_Goal of the exercise:_ Present the records from the start through the line that contains "Text: Create outgoing data message and" as a Markdown table with the columns Row and Line text, leaving out any blank lines.

— begin Records for the exercise —

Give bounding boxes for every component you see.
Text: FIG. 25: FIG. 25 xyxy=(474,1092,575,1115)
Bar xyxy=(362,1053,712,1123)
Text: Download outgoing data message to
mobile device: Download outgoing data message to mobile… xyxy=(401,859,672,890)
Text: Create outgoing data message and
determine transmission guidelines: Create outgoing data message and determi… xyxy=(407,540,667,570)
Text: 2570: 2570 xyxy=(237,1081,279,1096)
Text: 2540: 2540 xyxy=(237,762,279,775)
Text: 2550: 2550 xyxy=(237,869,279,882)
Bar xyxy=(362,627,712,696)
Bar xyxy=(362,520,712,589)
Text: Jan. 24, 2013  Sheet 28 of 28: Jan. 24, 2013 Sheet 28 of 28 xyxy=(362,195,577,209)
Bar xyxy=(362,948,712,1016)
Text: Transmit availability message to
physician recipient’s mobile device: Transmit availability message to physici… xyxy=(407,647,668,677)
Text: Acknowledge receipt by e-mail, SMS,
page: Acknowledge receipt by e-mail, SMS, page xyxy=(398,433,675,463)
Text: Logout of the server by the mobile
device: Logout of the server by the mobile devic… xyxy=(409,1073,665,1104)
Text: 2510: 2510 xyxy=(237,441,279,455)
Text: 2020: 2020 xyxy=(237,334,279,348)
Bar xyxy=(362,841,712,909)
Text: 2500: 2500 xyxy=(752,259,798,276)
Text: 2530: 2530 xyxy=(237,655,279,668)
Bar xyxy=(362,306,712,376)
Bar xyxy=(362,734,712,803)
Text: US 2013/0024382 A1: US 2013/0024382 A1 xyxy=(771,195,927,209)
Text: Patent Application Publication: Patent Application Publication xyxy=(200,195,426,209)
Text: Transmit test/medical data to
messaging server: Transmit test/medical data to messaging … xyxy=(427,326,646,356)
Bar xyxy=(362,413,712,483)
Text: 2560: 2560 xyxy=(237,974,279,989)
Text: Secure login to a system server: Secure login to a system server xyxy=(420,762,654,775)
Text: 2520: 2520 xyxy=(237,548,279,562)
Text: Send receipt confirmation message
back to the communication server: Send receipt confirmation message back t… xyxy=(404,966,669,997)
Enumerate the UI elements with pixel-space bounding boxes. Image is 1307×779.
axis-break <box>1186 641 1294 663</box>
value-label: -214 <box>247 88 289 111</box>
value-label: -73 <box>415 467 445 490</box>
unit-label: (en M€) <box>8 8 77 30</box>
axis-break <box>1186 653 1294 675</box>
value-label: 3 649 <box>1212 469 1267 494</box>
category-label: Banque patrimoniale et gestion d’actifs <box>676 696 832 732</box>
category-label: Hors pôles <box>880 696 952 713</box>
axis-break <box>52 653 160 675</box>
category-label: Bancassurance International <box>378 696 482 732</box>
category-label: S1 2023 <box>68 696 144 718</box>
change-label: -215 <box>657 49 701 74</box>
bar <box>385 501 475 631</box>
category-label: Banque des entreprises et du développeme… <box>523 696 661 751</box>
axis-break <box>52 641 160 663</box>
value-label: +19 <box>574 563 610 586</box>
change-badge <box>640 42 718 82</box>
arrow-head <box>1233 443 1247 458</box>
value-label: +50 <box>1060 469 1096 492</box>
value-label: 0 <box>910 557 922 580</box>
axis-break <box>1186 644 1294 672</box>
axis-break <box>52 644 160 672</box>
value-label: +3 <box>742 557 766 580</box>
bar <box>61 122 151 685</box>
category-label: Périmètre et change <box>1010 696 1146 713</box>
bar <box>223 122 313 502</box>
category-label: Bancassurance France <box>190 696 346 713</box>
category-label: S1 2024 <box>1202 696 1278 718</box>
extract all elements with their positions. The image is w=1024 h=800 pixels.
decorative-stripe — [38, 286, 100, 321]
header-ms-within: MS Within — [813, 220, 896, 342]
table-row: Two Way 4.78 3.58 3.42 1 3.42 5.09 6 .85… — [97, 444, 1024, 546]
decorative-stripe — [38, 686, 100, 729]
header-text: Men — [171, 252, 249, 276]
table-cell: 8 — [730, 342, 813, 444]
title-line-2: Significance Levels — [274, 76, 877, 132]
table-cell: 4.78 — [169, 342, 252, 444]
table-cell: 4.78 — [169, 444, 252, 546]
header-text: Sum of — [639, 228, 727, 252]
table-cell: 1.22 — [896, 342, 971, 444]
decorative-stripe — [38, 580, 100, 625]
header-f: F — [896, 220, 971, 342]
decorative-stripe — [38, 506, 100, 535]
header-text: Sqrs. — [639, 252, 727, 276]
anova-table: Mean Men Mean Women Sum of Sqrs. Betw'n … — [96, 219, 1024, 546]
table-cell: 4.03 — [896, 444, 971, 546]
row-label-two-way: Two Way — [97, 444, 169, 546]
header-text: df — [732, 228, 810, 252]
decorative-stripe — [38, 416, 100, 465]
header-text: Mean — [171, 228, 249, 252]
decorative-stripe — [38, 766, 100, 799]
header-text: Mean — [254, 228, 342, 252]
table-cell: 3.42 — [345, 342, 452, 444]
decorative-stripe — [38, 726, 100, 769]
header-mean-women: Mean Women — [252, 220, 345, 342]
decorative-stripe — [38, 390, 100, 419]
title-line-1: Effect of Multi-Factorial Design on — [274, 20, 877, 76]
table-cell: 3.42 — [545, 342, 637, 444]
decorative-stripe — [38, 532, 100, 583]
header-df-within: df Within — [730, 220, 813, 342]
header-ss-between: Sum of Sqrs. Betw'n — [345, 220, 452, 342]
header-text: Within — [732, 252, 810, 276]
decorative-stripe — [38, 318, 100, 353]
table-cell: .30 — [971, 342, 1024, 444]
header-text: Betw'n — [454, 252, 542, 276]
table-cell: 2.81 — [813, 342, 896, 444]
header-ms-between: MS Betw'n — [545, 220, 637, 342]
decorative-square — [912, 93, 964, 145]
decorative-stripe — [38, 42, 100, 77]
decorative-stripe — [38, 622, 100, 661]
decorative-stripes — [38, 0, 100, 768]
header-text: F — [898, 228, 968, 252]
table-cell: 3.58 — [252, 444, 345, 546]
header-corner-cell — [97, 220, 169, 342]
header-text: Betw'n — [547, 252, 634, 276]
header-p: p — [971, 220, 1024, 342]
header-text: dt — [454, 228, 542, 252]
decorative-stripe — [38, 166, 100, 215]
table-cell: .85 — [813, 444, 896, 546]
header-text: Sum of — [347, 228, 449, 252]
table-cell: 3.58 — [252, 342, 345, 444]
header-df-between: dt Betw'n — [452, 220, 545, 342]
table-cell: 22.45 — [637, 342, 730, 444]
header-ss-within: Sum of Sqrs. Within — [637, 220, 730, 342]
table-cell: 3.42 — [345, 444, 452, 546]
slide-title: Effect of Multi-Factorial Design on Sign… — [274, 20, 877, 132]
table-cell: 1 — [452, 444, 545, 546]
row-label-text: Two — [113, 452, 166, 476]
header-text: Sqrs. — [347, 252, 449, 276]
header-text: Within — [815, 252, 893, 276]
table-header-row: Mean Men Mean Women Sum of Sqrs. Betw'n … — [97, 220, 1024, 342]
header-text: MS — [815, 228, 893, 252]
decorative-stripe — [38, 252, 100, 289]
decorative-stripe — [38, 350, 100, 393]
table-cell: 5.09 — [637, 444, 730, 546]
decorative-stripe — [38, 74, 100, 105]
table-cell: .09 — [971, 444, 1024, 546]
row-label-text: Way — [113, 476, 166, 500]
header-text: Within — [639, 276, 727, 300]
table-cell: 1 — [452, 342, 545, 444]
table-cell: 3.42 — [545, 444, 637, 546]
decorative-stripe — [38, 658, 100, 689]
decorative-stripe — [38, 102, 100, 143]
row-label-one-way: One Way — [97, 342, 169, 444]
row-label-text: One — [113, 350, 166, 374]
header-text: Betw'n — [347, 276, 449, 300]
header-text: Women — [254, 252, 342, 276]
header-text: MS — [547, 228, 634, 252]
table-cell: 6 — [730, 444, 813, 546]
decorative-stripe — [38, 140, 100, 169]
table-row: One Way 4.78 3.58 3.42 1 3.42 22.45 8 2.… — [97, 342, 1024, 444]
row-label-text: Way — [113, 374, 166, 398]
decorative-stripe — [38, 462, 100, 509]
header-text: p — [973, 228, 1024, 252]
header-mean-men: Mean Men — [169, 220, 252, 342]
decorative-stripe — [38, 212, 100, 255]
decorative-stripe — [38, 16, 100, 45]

— end Records for the exercise —

_Answer to this problem:_
| Row | Line text |
|---|---|
| 1 | Give bounding boxes for every component you see. |
| 2 | Text: FIG. 25: FIG. 25 xyxy=(474,1092,575,1115) |
| 3 | Bar xyxy=(362,1053,712,1123) |
| 4 | Text: Download outgoing data message to |
| 5 | mobile device: Download outgoing data message to mobile… xyxy=(401,859,672,890) |
| 6 | Text: Create outgoing data message and |